* What you will do:
Transcribe all the entries word for word, omitting any pictures they contain.

* Data excerpts:

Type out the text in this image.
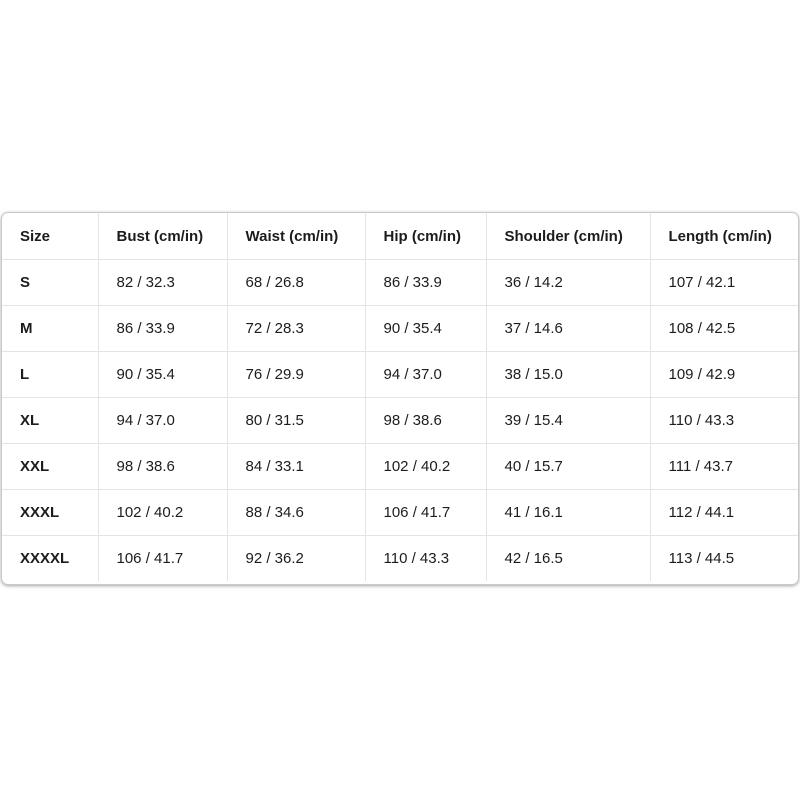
Size	Bust (cm/in)	Waist (cm/in)	Hip (cm/in)	Shoulder (cm/in)	Length (cm/in)
S	82 / 32.3	68 / 26.8	86 / 33.9	36 / 14.2	107 / 42.1
M	86 / 33.9	72 / 28.3	90 / 35.4	37 / 14.6	108 / 42.5
L	90 / 35.4	76 / 29.9	94 / 37.0	38 / 15.0	109 / 42.9
XL	94 / 37.0	80 / 31.5	98 / 38.6	39 / 15.4	110 / 43.3
XXL	98 / 38.6	84 / 33.1	102 / 40.2	40 / 15.7	111 / 43.7
XXXL	102 / 40.2	88 / 34.6	106 / 41.7	41 / 16.1	112 / 44.1
XXXXL	106 / 41.7	92 / 36.2	110 / 43.3	42 / 16.5	113 / 44.5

* Written answer:
Type out the text in this image.
Size	Bust (cm/in)	Waist (cm/in)	Hip (cm/in)	Shoulder (cm/in)	Length (cm/in)
S	82 / 32.3	68 / 26.8	86 / 33.9	36 / 14.2	107 / 42.1
M	86 / 33.9	72 / 28.3	90 / 35.4	37 / 14.6	108 / 42.5
L	90 / 35.4	76 / 29.9	94 / 37.0	38 / 15.0	109 / 42.9
XL	94 / 37.0	80 / 31.5	98 / 38.6	39 / 15.4	110 / 43.3
XXL	98 / 38.6	84 / 33.1	102 / 40.2	40 / 15.7	111 / 43.7
XXXL	102 / 40.2	88 / 34.6	106 / 41.7	41 / 16.1	112 / 44.1
XXXXL	106 / 41.7	92 / 36.2	110 / 43.3	42 / 16.5	113 / 44.5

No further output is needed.